_The problem:_
Output the entries word for word. Omit images.

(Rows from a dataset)
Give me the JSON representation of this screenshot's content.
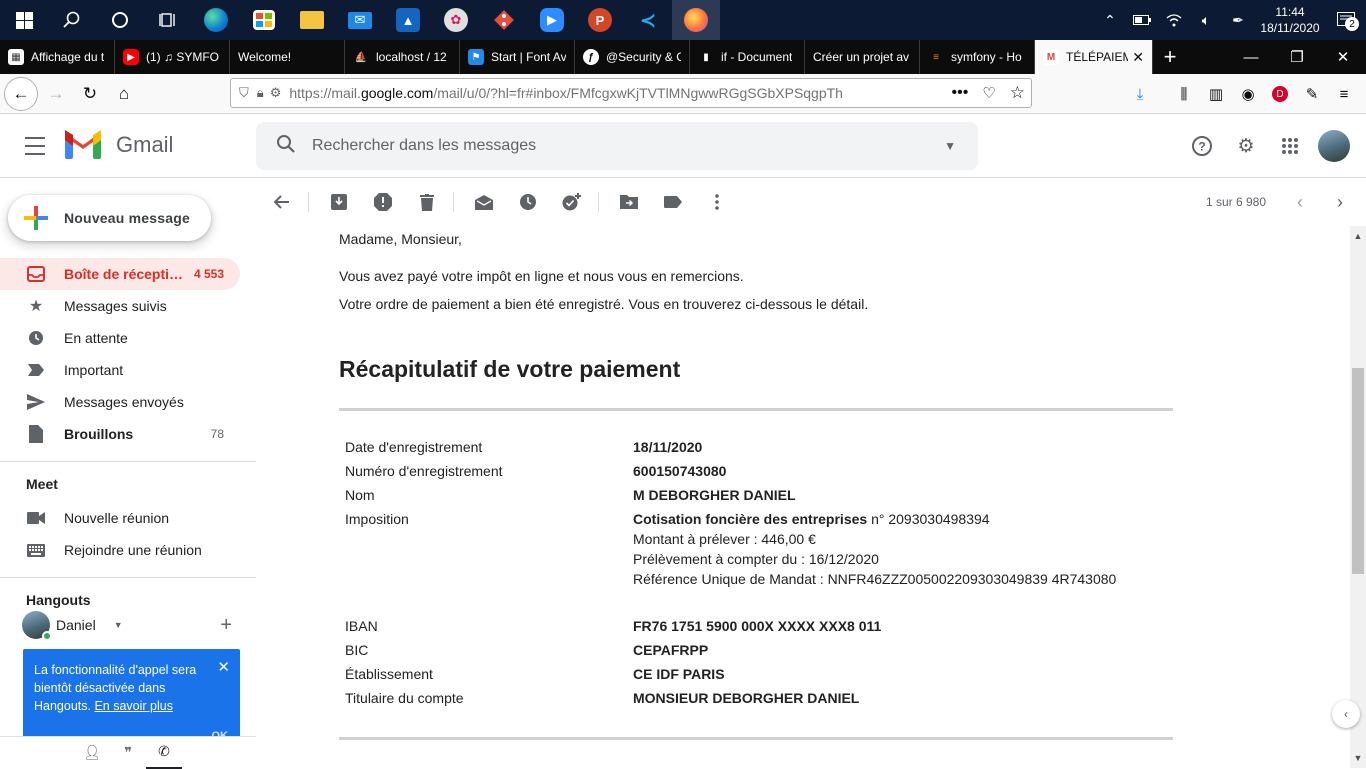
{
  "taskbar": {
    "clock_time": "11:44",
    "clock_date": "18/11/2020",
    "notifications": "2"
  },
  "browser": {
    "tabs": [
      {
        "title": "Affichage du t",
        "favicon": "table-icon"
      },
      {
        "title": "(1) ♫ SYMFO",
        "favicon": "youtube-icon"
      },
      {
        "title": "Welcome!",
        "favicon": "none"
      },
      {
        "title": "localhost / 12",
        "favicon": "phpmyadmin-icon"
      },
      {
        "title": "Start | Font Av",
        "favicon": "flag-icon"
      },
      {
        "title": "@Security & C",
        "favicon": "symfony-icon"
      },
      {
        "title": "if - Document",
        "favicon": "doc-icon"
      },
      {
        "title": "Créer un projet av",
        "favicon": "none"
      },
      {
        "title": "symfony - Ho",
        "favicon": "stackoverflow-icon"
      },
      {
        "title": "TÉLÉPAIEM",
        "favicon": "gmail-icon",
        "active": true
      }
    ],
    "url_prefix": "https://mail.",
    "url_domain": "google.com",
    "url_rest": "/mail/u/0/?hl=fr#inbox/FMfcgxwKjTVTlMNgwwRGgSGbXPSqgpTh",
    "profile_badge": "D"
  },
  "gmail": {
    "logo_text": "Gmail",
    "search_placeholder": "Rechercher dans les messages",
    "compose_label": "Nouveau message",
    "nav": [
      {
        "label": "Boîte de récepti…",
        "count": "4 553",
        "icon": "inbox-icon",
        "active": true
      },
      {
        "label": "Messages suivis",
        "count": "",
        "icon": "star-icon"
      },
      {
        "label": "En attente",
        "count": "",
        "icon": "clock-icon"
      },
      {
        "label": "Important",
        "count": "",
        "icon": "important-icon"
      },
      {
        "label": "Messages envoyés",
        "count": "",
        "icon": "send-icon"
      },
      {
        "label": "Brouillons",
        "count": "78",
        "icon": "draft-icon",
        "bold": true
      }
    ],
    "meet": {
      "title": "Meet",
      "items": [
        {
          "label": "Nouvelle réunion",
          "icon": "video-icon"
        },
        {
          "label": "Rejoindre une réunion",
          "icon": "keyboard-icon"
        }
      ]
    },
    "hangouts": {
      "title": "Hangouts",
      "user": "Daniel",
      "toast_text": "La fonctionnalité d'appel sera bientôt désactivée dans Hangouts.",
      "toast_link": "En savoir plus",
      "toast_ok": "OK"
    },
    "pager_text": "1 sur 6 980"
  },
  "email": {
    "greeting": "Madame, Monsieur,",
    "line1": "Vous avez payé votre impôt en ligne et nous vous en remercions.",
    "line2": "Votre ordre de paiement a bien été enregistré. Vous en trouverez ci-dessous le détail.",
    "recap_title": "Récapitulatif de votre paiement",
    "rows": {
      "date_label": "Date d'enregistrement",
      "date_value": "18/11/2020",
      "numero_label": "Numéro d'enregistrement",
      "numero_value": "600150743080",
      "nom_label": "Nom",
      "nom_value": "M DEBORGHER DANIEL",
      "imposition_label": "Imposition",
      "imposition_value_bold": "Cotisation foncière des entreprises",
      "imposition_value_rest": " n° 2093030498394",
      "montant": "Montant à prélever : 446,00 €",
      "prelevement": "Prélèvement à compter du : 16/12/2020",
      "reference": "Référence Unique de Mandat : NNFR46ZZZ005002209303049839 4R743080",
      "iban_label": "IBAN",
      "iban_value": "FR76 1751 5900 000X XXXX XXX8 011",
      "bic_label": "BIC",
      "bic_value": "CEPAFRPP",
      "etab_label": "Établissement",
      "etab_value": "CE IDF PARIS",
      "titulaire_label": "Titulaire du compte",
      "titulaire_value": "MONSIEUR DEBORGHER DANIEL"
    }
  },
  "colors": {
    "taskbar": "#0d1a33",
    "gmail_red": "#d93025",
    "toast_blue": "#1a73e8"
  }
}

_Finished task:_
Give me the JSON representation of this screenshot's content.
{
  "taskbar": {
    "clock_time": "11:44",
    "clock_date": "18/11/2020",
    "notifications": "2"
  },
  "browser": {
    "tabs": [
      {
        "title": "Affichage du t",
        "favicon": "table-icon"
      },
      {
        "title": "(1) ♫ SYMFO",
        "favicon": "youtube-icon"
      },
      {
        "title": "Welcome!",
        "favicon": "none"
      },
      {
        "title": "localhost / 12",
        "favicon": "phpmyadmin-icon"
      },
      {
        "title": "Start | Font Av",
        "favicon": "flag-icon"
      },
      {
        "title": "@Security & C",
        "favicon": "symfony-icon"
      },
      {
        "title": "if - Document",
        "favicon": "doc-icon"
      },
      {
        "title": "Créer un projet av",
        "favicon": "none"
      },
      {
        "title": "symfony - Ho",
        "favicon": "stackoverflow-icon"
      },
      {
        "title": "TÉLÉPAIEM",
        "favicon": "gmail-icon",
        "active": true
      }
    ],
    "url_prefix": "https://mail.",
    "url_domain": "google.com",
    "url_rest": "/mail/u/0/?hl=fr#inbox/FMfcgxwKjTVTlMNgwwRGgSGbXPSqgpTh",
    "profile_badge": "D"
  },
  "gmail": {
    "logo_text": "Gmail",
    "search_placeholder": "Rechercher dans les messages",
    "compose_label": "Nouveau message",
    "nav": [
      {
        "label": "Boîte de récepti…",
        "count": "4 553",
        "icon": "inbox-icon",
        "active": true
      },
      {
        "label": "Messages suivis",
        "count": "",
        "icon": "star-icon"
      },
      {
        "label": "En attente",
        "count": "",
        "icon": "clock-icon"
      },
      {
        "label": "Important",
        "count": "",
        "icon": "important-icon"
      },
      {
        "label": "Messages envoyés",
        "count": "",
        "icon": "send-icon"
      },
      {
        "label": "Brouillons",
        "count": "78",
        "icon": "draft-icon",
        "bold": true
      }
    ],
    "meet": {
      "title": "Meet",
      "items": [
        {
          "label": "Nouvelle réunion",
          "icon": "video-icon"
        },
        {
          "label": "Rejoindre une réunion",
          "icon": "keyboard-icon"
        }
      ]
    },
    "hangouts": {
      "title": "Hangouts",
      "user": "Daniel",
      "toast_text": "La fonctionnalité d'appel sera bientôt désactivée dans Hangouts.",
      "toast_link": "En savoir plus",
      "toast_ok": "OK"
    },
    "pager_text": "1 sur 6 980"
  },
  "email": {
    "greeting": "Madame, Monsieur,",
    "line1": "Vous avez payé votre impôt en ligne et nous vous en remercions.",
    "line2": "Votre ordre de paiement a bien été enregistré. Vous en trouverez ci-dessous le détail.",
    "recap_title": "Récapitulatif de votre paiement",
    "rows": {
      "date_label": "Date d'enregistrement",
      "date_value": "18/11/2020",
      "numero_label": "Numéro d'enregistrement",
      "numero_value": "600150743080",
      "nom_label": "Nom",
      "nom_value": "M DEBORGHER DANIEL",
      "imposition_label": "Imposition",
      "imposition_value_bold": "Cotisation foncière des entreprises",
      "imposition_value_rest": " n° 2093030498394",
      "montant": "Montant à prélever : 446,00 €",
      "prelevement": "Prélèvement à compter du : 16/12/2020",
      "reference": "Référence Unique de Mandat : NNFR46ZZZ005002209303049839 4R743080",
      "iban_label": "IBAN",
      "iban_value": "FR76 1751 5900 000X XXXX XXX8 011",
      "bic_label": "BIC",
      "bic_value": "CEPAFRPP",
      "etab_label": "Établissement",
      "etab_value": "CE IDF PARIS",
      "titulaire_label": "Titulaire du compte",
      "titulaire_value": "MONSIEUR DEBORGHER DANIEL"
    }
  },
  "colors": {
    "taskbar": "#0d1a33",
    "gmail_red": "#d93025",
    "toast_blue": "#1a73e8"
  }
}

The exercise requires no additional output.